══ TASK DATA
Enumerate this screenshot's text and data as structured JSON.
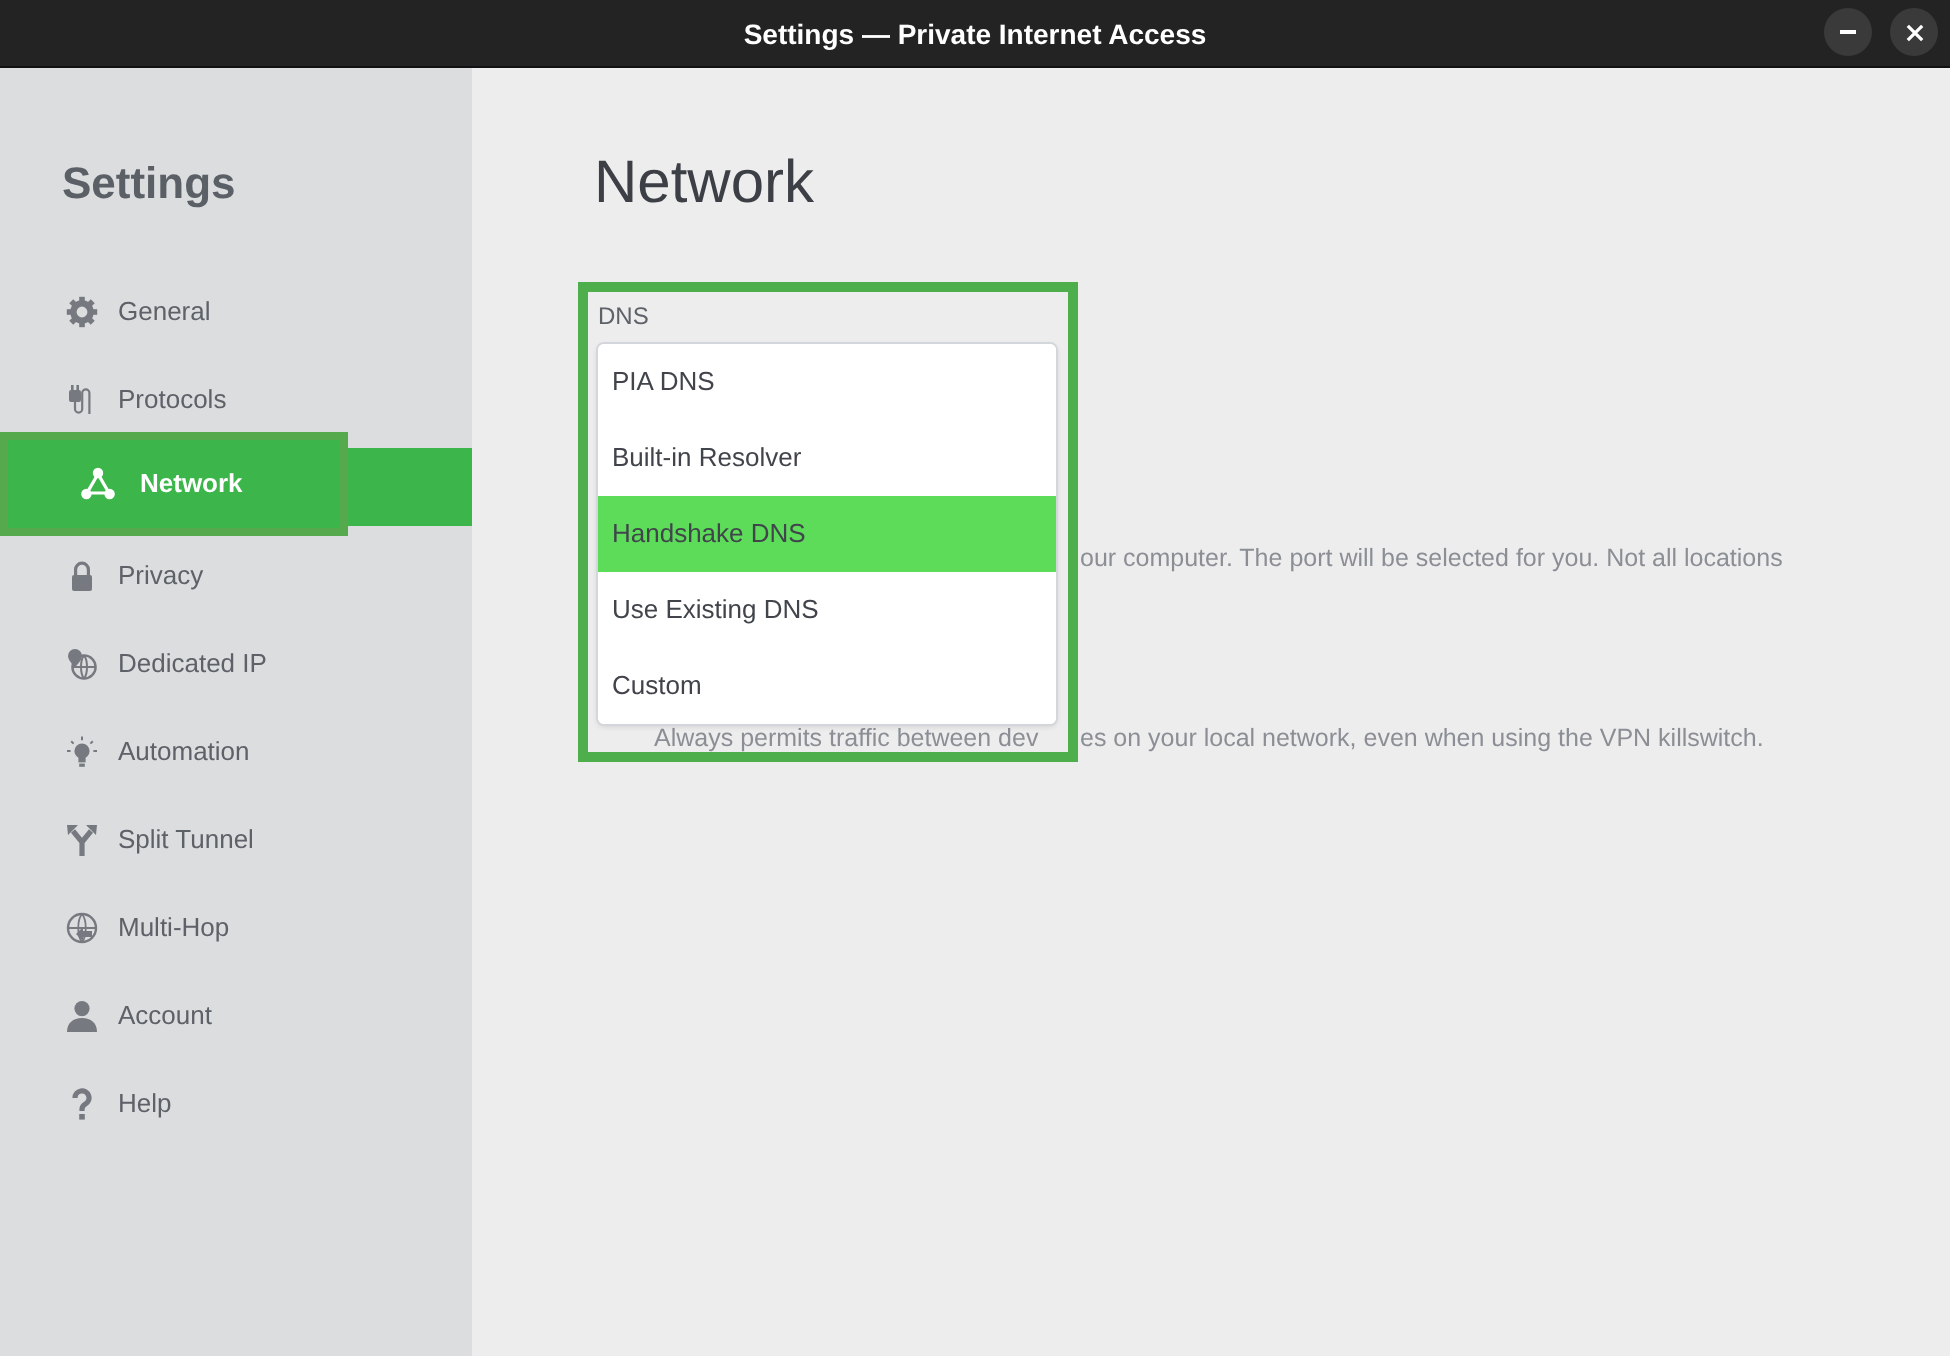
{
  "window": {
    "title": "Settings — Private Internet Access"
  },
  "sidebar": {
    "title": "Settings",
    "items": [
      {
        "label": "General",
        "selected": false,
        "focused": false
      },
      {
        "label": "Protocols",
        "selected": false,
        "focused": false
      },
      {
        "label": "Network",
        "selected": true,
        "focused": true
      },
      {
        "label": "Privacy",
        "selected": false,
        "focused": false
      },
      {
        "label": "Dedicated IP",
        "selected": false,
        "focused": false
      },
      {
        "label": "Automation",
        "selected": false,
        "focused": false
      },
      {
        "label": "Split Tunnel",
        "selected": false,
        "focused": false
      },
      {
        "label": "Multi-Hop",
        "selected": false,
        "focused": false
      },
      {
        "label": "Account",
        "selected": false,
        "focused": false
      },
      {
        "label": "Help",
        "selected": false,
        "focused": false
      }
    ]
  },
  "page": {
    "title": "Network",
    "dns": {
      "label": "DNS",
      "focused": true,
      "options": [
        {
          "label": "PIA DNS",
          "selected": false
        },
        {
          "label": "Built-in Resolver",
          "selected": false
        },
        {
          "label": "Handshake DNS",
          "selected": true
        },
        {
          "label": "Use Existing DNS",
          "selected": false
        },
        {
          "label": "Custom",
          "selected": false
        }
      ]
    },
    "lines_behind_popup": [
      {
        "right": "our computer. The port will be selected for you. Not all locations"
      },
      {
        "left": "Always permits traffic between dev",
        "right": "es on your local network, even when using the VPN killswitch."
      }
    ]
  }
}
════
══ TASK DATA
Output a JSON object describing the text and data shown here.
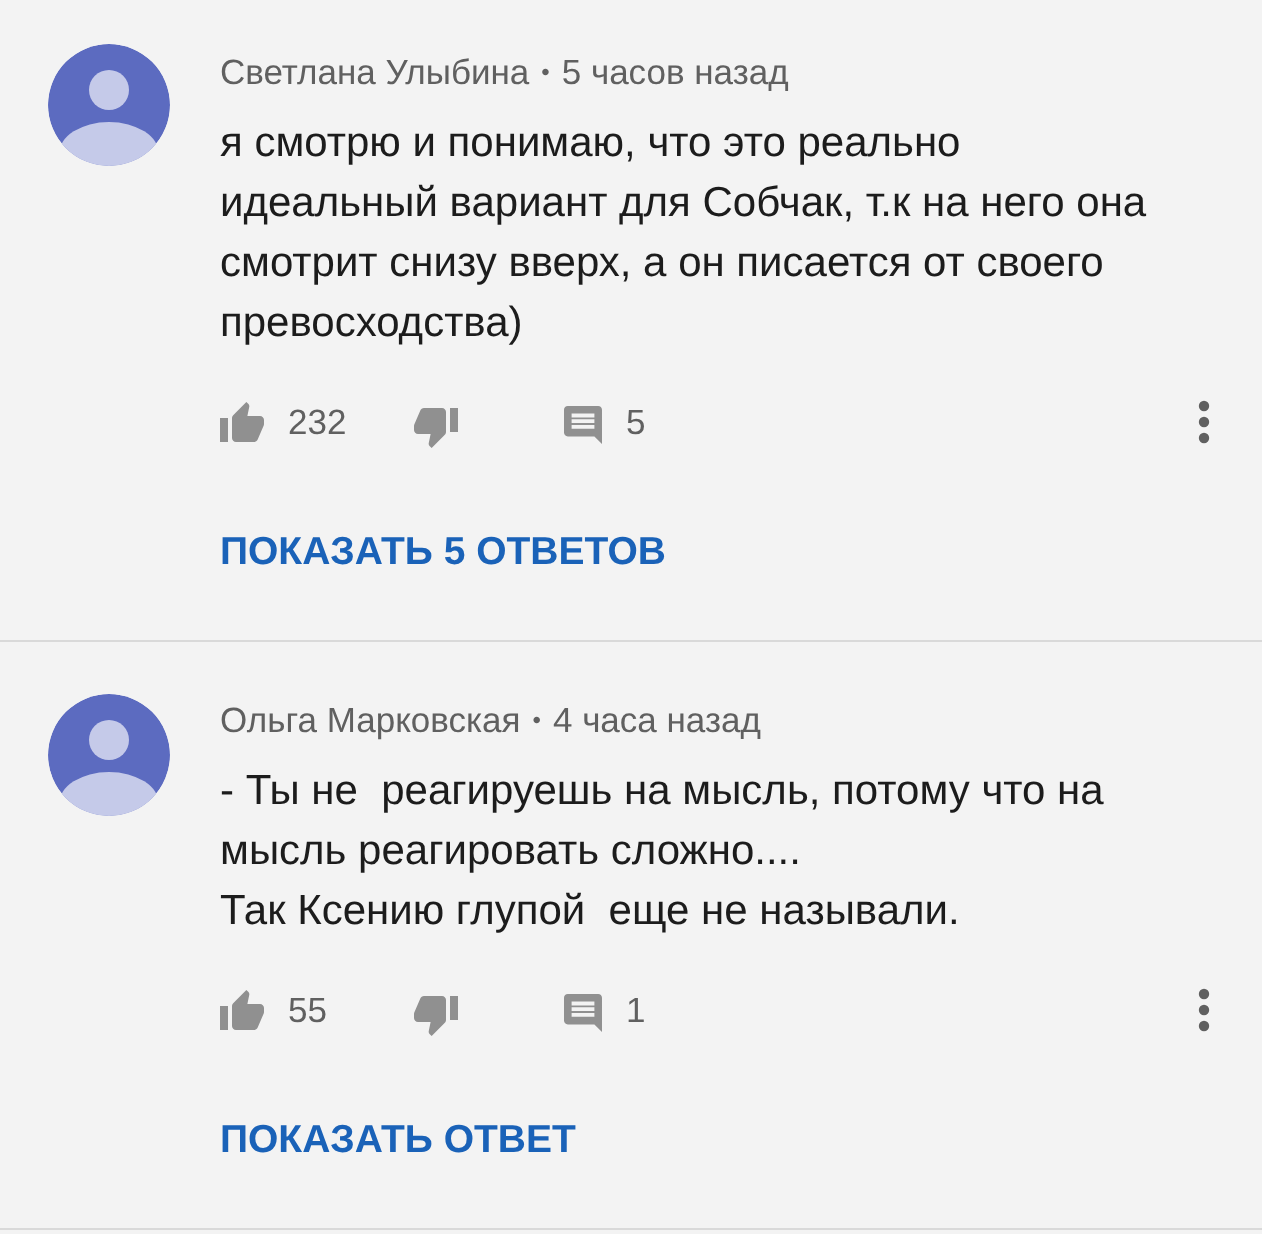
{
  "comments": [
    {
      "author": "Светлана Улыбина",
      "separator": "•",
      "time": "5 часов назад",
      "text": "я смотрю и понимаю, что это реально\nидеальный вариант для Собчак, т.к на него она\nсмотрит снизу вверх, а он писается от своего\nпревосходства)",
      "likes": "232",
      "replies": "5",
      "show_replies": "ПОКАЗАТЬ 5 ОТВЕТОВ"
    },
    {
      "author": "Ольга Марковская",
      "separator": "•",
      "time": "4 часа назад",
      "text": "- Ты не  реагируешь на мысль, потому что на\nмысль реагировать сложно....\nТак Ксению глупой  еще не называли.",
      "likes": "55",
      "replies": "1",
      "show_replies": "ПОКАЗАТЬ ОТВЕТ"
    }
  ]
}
════
→ **SET TASK**: Take every line from the records above that has the word "title" and copy it.

→ **ANSWER TO THE PROBLEM**:
    "title": "Settings — Private Internet Access"
    "title": "Settings",
    "title": "Network",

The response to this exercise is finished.